╔══
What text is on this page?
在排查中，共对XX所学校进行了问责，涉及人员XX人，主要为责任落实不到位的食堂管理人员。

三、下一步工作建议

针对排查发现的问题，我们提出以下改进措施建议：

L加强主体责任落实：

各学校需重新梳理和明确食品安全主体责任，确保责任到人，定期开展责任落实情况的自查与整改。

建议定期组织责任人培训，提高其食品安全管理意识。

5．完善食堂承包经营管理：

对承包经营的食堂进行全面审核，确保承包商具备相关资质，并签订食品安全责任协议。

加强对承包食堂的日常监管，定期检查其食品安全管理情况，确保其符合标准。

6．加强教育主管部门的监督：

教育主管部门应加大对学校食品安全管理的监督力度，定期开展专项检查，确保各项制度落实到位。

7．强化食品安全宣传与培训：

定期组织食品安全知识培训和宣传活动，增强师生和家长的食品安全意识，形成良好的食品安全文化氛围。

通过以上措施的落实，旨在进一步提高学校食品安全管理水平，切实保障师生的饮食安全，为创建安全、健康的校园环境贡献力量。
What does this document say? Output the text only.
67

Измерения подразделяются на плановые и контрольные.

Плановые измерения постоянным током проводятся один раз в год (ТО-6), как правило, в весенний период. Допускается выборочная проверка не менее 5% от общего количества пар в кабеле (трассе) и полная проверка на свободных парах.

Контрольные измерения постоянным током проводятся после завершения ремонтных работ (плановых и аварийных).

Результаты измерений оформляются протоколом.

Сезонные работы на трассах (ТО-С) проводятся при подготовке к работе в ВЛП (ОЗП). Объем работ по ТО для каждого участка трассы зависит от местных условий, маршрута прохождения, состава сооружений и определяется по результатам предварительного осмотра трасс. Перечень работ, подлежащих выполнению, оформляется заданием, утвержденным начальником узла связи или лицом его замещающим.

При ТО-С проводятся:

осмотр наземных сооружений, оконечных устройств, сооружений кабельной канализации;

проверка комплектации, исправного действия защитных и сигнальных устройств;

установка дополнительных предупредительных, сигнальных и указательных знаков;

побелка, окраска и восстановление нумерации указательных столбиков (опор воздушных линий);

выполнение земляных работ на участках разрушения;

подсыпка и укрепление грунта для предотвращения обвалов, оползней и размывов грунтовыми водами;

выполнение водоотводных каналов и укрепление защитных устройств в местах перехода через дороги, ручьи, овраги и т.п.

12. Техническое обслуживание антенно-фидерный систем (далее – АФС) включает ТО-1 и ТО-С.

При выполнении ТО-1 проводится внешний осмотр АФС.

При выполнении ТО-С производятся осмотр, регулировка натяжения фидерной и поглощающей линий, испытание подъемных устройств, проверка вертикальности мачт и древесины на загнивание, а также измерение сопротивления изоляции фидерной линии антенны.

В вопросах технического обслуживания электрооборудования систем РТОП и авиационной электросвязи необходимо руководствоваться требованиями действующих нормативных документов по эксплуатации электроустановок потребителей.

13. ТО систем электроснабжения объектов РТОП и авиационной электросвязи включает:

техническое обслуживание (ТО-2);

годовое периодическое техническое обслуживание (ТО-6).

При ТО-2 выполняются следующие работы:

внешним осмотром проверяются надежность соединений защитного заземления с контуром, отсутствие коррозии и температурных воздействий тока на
╚══
**Stated exercise**
Check each line above for the word "проводятся" and copy the ones that have it.

**Completed task**
Плановые измерения постоянным током проводятся один раз в год (ТО-6), как правило, в весенний период. Допускается выборочная проверка не менее 5% от общего количества пар в кабеле (трассе) и полная проверка на свободных парах.
Контрольные измерения постоянным током проводятся после завершения ремонтных работ (плановых и аварийных).
Сезонные работы на трассах (ТО-С) проводятся при подготовке к работе в ВЛП (ОЗП). Объем работ по ТО для каждого участка трассы зависит от местных условий, маршрута прохождения, состава сооружений и определяется по результатам предварительного осмотра трасс. Перечень работ, подлежащих выполнению, оформляется заданием, утвержденным начальником узла связи или лицом его замещающим.
При ТО-С проводятся:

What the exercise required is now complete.